_Work task_. In the STOPHCV1 trial described in the HCV treatment abstract, how sensitive was a rise in ALT after end of treatment for detecting treatment failure?

_Text provided_.

Rise in alanine aminotransferase after HCV treatment is a highly sensitive screen for treatment failure.
Flower B., Nguyen Thi Ngoc P., McCabe L., Le Ngoc C., Vo Thi T., Thi Kim HV., Dang Trong T., Rahman M., Thwaites G., Walker AS., Hung LM., Vinh Chau NV., Cooke GS., Day JN.
Nucleic acid testing to confirm sustained virological response (SVR) after HCV therapy is technical, often expensive, and frequently unavailable where disease prevalence is highest. Alternative surrogate biomarkers merit evaluation. In a short-treatment trial in Vietnam (SEARCH-1; n = 52) we analysed how changes in alanine transaminase (ΔALT) and aspartate transaminase (ΔAST), from end of treatment (EOT) to EOT + 12 weeks, related to SVR, defined as HCV RNA < lower limit of quantification 12 weeks after EOT. In a separate UK trial (STOPHCV1; n = 202), we then tested the hypothesis that any elevation in ALT or AST between EOT and EOT12 is a sensitive screen for treatment failure. In SEARCH-1, among 48 individuals with data, 13 failed to achieve SVR. Median ΔALT and ΔAST were negative in cured patients but elevated when treatment failed [median ΔALT (IQR): -2 IU/L (-6, +2)] versus +17 IU/L (+7.5, +38) (p< 0.001). Amongst treatment failures, 12/13 had increase in ALT and 13/13 had increase in AST after EOT, compared with 12/35 in those cured. In STOPHCV1, 196/202 patients had evaluable data, of which 57 did not achieve SVR. A rise in ALT after EOT was 100% sensitive (95% C.I. [93.7 - 100%]) and 51% specific (42.4 - 59.7%) for detecting treatment failure. ΔAST >0 IU/L was 98.1% (89.9 - 99.9%) sensitive and 35.8% (27.3 - 45.1%) specific. A rise in ALT or AST after HCV therapy is a highly sensitive screen for treatment failure in mild liver disease. This finding could reduce costs and complexity of managing HCV.

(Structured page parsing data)
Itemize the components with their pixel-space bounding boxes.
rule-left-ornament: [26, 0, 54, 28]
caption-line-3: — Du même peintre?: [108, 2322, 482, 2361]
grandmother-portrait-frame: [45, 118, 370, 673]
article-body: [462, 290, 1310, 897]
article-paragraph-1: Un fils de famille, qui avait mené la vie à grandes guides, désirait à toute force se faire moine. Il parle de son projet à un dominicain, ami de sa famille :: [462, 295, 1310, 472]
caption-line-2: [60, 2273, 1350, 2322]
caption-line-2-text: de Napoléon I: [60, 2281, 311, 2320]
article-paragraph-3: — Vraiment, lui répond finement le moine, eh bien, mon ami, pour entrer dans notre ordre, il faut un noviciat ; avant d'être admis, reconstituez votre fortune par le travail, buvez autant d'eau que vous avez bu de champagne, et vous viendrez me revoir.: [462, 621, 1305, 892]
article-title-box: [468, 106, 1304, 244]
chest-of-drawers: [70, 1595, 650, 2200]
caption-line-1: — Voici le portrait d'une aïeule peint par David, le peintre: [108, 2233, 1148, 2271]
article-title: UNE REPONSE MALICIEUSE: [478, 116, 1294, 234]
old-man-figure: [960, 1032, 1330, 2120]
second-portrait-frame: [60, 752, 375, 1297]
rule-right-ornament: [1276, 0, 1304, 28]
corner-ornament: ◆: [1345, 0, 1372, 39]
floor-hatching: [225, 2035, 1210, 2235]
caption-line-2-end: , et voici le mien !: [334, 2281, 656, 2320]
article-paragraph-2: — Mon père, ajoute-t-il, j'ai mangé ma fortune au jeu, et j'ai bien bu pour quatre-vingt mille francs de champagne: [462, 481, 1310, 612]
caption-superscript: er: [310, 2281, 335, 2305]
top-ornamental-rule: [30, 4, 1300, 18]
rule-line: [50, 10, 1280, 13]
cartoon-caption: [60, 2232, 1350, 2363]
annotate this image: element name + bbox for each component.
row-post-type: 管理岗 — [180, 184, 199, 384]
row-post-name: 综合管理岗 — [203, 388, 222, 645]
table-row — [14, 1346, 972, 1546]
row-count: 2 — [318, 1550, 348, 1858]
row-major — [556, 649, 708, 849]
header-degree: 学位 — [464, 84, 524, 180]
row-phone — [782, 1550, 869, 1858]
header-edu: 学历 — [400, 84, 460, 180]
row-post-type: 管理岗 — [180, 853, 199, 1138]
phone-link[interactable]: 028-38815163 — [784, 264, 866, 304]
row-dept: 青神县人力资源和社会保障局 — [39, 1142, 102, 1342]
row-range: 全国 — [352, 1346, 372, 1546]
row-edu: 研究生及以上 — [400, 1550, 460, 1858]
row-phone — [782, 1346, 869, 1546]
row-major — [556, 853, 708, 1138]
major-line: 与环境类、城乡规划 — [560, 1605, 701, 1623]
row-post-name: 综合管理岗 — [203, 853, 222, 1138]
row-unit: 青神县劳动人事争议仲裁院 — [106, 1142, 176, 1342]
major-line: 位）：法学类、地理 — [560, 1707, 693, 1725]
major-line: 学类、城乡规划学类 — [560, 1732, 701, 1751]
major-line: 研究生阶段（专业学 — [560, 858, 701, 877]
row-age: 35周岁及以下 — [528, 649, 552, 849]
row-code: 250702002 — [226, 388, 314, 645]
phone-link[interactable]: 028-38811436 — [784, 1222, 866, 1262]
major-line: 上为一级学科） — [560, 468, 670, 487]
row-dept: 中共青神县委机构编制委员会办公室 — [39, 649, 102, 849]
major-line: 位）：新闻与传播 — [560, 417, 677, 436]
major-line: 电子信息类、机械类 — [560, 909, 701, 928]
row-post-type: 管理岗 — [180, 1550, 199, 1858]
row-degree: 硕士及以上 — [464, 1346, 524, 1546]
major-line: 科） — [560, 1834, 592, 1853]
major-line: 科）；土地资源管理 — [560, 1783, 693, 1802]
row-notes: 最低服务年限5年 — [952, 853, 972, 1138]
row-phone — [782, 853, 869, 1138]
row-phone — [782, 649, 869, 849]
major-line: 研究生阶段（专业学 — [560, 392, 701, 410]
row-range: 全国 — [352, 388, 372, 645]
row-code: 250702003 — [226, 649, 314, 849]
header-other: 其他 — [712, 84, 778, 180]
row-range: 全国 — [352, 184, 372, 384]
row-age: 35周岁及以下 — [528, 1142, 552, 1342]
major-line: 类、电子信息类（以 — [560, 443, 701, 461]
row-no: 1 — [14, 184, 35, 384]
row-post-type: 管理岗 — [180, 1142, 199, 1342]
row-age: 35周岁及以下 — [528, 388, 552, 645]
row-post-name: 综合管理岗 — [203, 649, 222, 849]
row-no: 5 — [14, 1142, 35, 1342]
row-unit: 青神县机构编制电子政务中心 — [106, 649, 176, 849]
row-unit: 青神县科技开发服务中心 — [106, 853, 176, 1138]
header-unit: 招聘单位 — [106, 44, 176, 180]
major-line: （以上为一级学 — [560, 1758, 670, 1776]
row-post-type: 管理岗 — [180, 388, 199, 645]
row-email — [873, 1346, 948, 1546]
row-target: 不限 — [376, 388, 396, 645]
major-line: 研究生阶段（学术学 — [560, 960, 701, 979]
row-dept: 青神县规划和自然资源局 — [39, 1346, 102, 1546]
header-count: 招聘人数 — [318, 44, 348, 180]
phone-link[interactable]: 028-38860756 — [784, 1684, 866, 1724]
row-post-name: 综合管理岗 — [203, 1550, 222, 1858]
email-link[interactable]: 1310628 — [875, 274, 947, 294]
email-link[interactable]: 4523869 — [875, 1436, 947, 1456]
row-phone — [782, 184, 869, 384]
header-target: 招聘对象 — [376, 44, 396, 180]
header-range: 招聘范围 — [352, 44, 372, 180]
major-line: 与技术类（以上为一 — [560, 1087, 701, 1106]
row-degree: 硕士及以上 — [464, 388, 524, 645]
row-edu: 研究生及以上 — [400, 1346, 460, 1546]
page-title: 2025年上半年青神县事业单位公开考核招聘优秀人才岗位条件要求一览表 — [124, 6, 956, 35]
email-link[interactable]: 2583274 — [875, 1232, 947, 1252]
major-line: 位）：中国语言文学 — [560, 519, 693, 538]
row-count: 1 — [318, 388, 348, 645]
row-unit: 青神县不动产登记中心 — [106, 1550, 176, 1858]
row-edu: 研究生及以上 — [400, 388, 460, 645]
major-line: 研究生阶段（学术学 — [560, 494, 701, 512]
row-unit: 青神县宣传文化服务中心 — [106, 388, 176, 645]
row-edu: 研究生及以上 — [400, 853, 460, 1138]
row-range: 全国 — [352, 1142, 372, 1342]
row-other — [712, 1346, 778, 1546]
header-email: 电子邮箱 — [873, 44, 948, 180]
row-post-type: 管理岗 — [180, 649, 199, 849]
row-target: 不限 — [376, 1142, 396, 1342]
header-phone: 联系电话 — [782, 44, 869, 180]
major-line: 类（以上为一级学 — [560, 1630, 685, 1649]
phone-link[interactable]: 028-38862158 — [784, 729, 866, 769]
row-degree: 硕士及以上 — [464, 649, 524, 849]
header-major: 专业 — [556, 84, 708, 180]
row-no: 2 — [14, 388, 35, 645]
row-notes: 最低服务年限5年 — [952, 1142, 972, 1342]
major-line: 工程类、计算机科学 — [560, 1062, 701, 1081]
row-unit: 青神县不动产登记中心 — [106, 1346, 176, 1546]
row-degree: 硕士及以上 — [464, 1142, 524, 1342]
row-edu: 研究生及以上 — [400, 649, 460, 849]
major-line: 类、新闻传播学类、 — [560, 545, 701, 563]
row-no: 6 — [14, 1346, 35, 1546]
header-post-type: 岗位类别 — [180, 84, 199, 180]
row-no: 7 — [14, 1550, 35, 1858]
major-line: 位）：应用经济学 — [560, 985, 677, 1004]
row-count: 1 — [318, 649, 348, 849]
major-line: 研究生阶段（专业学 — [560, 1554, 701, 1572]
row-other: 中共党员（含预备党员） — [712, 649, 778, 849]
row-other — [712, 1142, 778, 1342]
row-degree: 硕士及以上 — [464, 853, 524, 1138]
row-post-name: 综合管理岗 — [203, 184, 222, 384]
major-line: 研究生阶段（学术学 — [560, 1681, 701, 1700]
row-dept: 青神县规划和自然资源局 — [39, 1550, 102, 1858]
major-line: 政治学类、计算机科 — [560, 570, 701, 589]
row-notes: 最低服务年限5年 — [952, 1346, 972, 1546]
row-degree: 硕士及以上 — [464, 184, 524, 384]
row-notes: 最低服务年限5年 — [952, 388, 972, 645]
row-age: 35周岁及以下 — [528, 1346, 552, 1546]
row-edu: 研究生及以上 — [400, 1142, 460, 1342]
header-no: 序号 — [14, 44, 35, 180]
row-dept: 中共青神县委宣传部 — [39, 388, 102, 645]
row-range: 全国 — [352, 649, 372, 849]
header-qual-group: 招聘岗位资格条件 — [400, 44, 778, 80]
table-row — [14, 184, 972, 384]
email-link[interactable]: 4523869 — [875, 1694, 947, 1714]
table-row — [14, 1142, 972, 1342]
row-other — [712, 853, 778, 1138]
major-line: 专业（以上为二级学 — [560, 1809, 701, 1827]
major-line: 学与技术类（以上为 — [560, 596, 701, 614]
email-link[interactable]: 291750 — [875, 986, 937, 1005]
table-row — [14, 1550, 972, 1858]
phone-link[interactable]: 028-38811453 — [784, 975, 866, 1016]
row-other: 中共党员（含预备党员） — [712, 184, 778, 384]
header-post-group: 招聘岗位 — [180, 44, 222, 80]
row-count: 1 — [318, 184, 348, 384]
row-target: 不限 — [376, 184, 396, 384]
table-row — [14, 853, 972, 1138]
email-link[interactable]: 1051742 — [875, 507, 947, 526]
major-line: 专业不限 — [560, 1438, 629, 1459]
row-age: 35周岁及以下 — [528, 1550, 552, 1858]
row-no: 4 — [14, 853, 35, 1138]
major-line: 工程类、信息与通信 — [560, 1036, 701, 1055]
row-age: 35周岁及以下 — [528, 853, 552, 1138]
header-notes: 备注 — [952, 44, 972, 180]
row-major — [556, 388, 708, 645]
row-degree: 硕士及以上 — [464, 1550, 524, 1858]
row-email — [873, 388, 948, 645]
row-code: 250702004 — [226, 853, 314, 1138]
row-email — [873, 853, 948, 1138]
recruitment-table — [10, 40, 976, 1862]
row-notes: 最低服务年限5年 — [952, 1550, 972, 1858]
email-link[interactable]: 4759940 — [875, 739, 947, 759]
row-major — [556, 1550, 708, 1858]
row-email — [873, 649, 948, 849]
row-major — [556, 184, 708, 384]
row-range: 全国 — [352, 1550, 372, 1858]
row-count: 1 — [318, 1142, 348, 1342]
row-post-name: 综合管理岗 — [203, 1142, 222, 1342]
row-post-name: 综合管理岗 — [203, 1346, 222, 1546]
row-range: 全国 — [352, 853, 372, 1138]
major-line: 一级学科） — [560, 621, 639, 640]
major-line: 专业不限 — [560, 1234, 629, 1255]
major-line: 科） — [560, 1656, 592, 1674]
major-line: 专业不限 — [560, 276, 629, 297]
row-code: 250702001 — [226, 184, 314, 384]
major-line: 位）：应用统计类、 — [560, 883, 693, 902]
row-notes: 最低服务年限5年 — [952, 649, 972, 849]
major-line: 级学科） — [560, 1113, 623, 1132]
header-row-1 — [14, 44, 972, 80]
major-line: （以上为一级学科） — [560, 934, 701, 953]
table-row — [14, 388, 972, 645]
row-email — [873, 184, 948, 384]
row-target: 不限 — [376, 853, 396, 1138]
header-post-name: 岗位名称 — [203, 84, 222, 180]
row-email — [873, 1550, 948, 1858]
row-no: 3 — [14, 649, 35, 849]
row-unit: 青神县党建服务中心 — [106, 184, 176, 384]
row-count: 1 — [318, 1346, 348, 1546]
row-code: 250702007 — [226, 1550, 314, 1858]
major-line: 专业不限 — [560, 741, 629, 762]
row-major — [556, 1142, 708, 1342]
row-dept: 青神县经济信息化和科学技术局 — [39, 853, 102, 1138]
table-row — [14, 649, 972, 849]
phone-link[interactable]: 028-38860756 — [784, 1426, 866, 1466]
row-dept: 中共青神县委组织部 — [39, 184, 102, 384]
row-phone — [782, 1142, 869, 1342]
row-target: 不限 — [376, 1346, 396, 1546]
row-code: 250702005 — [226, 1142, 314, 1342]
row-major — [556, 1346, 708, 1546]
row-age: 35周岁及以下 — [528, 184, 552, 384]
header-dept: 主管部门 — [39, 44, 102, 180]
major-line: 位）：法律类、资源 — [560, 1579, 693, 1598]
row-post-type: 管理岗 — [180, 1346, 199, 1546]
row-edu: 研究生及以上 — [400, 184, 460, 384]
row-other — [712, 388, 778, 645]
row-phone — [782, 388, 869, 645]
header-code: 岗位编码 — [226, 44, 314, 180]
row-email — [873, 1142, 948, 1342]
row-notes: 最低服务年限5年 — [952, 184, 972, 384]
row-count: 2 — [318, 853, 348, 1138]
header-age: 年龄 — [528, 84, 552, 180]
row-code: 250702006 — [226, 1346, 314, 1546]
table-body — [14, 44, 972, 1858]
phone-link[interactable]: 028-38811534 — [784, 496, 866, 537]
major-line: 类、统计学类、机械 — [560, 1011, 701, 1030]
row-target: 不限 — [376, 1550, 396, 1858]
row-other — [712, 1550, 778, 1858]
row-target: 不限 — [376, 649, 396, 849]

_Result of the task_. 100% sensitive (95% C.I. 93.7–100%).